Dataset records >>
+---+

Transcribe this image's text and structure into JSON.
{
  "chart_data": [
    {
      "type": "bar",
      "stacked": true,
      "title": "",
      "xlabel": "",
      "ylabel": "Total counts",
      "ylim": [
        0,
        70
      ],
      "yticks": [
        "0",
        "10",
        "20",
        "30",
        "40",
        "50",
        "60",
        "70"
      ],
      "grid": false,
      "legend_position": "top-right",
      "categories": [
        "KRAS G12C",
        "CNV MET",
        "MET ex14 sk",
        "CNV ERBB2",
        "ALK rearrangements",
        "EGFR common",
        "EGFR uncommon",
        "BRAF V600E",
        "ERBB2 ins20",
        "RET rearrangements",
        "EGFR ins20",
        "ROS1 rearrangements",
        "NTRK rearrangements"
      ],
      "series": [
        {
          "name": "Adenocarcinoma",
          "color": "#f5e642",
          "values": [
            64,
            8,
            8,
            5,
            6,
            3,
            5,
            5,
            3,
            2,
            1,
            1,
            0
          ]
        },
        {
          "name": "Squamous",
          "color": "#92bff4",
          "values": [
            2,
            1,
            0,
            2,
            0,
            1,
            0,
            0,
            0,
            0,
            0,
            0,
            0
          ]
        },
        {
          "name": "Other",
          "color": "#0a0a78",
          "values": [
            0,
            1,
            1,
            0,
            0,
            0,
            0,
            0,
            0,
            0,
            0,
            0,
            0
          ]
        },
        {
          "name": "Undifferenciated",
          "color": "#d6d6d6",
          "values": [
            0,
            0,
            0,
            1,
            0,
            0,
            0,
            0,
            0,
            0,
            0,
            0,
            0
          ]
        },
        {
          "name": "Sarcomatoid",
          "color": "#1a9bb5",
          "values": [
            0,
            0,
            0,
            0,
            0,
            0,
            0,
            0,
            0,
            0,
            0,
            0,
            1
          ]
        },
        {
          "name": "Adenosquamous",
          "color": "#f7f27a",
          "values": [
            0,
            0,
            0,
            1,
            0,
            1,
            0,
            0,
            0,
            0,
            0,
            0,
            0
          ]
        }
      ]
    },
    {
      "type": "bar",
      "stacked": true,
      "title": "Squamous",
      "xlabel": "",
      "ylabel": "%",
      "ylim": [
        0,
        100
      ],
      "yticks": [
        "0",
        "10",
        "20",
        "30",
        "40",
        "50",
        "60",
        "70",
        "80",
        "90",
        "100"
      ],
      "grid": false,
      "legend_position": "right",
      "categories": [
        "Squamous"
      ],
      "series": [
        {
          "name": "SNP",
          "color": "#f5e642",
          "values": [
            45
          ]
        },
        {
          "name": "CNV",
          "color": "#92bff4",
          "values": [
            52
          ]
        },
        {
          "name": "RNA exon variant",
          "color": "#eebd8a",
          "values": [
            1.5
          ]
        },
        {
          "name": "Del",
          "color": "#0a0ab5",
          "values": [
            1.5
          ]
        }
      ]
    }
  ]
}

+---+

Goal >> Take the records above and return them exactly as written.

Reply >>
Transcribe this image's text and structure into JSON.
{
  "chart_data": [
    {
      "type": "bar",
      "stacked": true,
      "title": "",
      "xlabel": "",
      "ylabel": "Total counts",
      "ylim": [
        0,
        70
      ],
      "yticks": [
        "0",
        "10",
        "20",
        "30",
        "40",
        "50",
        "60",
        "70"
      ],
      "grid": false,
      "legend_position": "top-right",
      "categories": [
        "KRAS G12C",
        "CNV MET",
        "MET ex14 sk",
        "CNV ERBB2",
        "ALK rearrangements",
        "EGFR common",
        "EGFR uncommon",
        "BRAF V600E",
        "ERBB2 ins20",
        "RET rearrangements",
        "EGFR ins20",
        "ROS1 rearrangements",
        "NTRK rearrangements"
      ],
      "series": [
        {
          "name": "Adenocarcinoma",
          "color": "#f5e642",
          "values": [
            64,
            8,
            8,
            5,
            6,
            3,
            5,
            5,
            3,
            2,
            1,
            1,
            0
          ]
        },
        {
          "name": "Squamous",
          "color": "#92bff4",
          "values": [
            2,
            1,
            0,
            2,
            0,
            1,
            0,
            0,
            0,
            0,
            0,
            0,
            0
          ]
        },
        {
          "name": "Other",
          "color": "#0a0a78",
          "values": [
            0,
            1,
            1,
            0,
            0,
            0,
            0,
            0,
            0,
            0,
            0,
            0,
            0
          ]
        },
        {
          "name": "Undifferenciated",
          "color": "#d6d6d6",
          "values": [
            0,
            0,
            0,
            1,
            0,
            0,
            0,
            0,
            0,
            0,
            0,
            0,
            0
          ]
        },
        {
          "name": "Sarcomatoid",
          "color": "#1a9bb5",
          "values": [
            0,
            0,
            0,
            0,
            0,
            0,
            0,
            0,
            0,
            0,
            0,
            0,
            1
          ]
        },
        {
          "name": "Adenosquamous",
          "color": "#f7f27a",
          "values": [
            0,
            0,
            0,
            1,
            0,
            1,
            0,
            0,
            0,
            0,
            0,
            0,
            0
          ]
        }
      ]
    },
    {
      "type": "bar",
      "stacked": true,
      "title": "Squamous",
      "xlabel": "",
      "ylabel": "%",
      "ylim": [
        0,
        100
      ],
      "yticks": [
        "0",
        "10",
        "20",
        "30",
        "40",
        "50",
        "60",
        "70",
        "80",
        "90",
        "100"
      ],
      "grid": false,
      "legend_position": "right",
      "categories": [
        "Squamous"
      ],
      "series": [
        {
          "name": "SNP",
          "color": "#f5e642",
          "values": [
            45
          ]
        },
        {
          "name": "CNV",
          "color": "#92bff4",
          "values": [
            52
          ]
        },
        {
          "name": "RNA exon variant",
          "color": "#eebd8a",
          "values": [
            1.5
          ]
        },
        {
          "name": "Del",
          "color": "#0a0ab5",
          "values": [
            1.5
          ]
        }
      ]
    }
  ]
}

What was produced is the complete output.